PROBLEM »
Pick out every line that holds the string "jQuery" and copy it.

[Start of THE DATA]

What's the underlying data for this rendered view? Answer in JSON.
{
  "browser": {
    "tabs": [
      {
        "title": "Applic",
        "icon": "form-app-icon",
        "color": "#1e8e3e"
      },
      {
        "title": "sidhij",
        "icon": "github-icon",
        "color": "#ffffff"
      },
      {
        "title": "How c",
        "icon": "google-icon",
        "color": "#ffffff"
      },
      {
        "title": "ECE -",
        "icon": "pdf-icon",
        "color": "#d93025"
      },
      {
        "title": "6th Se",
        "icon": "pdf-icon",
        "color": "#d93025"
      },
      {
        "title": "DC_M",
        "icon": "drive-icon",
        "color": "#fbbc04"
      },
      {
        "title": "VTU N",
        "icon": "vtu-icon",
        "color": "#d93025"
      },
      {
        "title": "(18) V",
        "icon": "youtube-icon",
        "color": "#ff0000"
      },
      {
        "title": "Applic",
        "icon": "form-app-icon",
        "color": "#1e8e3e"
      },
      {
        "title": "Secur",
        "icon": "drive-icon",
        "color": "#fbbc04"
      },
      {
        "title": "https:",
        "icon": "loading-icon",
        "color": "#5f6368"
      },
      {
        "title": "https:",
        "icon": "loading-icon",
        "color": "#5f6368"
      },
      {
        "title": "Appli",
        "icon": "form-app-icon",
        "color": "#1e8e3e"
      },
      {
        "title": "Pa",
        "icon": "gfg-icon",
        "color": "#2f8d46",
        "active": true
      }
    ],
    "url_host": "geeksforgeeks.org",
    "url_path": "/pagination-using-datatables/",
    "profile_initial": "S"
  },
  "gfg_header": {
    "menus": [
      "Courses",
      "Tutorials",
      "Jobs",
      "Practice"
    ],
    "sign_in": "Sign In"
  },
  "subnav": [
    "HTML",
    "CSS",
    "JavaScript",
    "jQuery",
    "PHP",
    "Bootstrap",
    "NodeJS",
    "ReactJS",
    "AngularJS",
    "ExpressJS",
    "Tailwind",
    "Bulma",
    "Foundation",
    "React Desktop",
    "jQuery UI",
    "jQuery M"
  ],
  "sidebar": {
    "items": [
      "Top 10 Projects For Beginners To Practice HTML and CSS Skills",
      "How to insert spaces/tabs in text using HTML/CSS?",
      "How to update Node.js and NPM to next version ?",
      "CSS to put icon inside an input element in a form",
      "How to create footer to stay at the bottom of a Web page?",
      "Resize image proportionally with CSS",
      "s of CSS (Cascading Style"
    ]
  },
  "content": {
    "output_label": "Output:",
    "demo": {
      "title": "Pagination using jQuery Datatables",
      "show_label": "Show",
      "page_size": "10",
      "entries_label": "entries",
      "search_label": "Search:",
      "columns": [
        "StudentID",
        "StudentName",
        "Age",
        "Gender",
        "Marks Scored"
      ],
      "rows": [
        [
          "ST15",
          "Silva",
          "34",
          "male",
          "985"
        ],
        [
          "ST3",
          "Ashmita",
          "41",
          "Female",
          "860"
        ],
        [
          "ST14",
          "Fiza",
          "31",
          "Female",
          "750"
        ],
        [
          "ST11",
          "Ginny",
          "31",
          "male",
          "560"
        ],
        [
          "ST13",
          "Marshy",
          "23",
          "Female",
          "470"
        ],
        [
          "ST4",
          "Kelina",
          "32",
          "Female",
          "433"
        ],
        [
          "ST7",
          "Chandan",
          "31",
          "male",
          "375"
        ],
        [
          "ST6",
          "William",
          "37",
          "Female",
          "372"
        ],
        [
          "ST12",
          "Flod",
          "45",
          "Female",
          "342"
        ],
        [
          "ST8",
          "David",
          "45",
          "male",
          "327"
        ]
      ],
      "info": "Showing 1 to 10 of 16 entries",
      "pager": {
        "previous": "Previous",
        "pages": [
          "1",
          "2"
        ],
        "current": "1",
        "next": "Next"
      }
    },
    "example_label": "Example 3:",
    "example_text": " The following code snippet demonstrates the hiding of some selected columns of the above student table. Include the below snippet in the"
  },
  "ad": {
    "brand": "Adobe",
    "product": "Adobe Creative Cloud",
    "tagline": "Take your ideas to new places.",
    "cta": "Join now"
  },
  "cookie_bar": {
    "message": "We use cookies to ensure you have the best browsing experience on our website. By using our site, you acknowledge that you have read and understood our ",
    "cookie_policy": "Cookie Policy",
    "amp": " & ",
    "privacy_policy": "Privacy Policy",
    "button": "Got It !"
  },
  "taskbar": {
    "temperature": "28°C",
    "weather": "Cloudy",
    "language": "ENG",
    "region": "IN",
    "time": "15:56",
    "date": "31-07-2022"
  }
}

[End of THE DATA]

COMPLETED EXERCISE »
    "jQuery",
    "jQuery UI",
    "jQuery M"
      "title": "Pagination using jQuery Datatables",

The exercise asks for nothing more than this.